### Description of the task
From the New Orleans charters excerpt below, duplicate the passage that begins at the words "In modern America, when" and stops after "Tell them repeatedly.".

### Excerpt
******

Celebrating Ten Years of Post-Katrina, New Orleans Charters– And You Are Not Invited | deutsch29

Celebrating Ten Years of Post-Katrina, New Orleans Charters– And You Are Not Invited | deutsch29:

Celebrating Ten Years of Post-Katrina, New Orleans Charters– And You Are Not Invited

December 26, 2014



In modern America, when it comes to selling a product, the question of whether the product actually works as promised becomes irrelevant. The narrow concern for the profit-driven ends with effectively marketing the product.

Sales result from effective marketing– not the least of which is repeatedly telling the consumer that the product works.

Tell consumers that the product works. Tell them repeatedly.

They then mistake repetition for truth, and voila! the product moves off of the retailer’s shelf.

******

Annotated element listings
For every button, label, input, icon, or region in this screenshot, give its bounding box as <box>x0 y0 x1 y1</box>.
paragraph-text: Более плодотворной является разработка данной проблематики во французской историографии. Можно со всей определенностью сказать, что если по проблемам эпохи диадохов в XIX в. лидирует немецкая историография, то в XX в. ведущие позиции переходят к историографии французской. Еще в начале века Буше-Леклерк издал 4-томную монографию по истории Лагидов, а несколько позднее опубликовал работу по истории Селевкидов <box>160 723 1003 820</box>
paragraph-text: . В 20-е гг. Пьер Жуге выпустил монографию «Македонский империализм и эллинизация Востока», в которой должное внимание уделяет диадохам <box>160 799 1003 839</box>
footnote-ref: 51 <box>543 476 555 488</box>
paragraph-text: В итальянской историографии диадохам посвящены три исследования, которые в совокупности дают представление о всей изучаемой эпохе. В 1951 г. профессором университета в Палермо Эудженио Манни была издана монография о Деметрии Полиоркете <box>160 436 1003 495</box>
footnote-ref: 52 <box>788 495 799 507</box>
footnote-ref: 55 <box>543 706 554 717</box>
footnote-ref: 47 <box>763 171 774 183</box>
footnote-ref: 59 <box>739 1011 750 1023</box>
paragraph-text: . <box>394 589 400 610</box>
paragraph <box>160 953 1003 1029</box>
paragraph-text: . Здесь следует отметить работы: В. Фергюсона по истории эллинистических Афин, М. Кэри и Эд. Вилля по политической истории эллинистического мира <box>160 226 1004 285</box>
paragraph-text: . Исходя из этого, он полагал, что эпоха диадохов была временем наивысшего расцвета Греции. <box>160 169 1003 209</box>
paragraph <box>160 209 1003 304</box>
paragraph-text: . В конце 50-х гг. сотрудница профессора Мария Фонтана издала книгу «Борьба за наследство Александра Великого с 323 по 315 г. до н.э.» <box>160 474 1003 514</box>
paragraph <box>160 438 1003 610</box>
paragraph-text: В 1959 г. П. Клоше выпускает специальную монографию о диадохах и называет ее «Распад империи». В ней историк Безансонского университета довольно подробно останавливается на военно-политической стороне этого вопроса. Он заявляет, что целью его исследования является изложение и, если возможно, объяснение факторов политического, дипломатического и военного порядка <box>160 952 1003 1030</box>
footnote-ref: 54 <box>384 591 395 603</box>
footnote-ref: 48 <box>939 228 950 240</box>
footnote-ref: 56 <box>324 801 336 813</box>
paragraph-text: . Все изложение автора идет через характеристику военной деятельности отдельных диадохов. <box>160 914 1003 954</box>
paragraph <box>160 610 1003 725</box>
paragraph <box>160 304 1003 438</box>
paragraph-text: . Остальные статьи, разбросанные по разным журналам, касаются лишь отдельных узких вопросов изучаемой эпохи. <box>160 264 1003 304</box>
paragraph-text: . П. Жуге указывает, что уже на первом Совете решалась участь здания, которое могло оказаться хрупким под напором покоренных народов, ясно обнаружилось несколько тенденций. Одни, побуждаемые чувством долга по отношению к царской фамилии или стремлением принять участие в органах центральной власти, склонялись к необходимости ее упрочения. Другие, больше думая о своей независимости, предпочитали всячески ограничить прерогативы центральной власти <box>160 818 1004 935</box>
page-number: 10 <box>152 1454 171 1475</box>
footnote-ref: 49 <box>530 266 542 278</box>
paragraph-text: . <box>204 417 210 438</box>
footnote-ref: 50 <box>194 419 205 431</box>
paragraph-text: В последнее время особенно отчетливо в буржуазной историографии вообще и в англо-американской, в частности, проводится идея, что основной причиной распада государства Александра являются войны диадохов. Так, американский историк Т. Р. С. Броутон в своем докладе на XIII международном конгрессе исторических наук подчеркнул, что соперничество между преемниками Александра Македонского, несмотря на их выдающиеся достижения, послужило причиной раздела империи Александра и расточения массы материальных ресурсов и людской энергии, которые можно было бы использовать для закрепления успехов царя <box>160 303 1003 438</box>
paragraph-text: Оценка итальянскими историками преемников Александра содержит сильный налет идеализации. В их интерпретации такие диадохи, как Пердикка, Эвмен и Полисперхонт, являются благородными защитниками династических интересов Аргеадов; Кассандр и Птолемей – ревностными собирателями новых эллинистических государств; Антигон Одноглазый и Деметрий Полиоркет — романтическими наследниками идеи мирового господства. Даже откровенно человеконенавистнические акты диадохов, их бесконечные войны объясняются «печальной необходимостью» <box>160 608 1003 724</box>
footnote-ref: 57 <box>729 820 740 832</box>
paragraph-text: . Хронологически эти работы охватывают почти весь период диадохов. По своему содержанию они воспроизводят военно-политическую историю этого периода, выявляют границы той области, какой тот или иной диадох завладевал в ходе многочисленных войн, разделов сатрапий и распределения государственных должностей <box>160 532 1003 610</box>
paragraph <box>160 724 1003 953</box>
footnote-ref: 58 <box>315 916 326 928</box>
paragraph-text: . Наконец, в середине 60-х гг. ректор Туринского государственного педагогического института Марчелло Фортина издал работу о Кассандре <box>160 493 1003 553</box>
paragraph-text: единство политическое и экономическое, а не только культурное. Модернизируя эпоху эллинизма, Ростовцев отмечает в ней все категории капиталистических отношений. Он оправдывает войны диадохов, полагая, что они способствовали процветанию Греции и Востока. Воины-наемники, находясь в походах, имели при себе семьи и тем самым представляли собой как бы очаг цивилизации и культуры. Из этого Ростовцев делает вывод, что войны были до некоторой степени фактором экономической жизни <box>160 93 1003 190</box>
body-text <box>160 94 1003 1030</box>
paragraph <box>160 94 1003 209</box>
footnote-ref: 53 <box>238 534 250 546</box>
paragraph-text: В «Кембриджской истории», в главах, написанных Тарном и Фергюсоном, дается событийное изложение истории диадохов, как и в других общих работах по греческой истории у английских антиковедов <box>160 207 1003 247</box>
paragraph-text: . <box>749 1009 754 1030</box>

******

### Result for this task
In modern America, when it comes to selling a product, the question of whether the product actually works as promised becomes irrelevant. The narrow concern for the profit-driven ends with effectively marketing the product.

Sales result from effective marketing– not the least of which is repeatedly telling the consumer that the product works.

Tell consumers that the product works. Tell them repeatedly.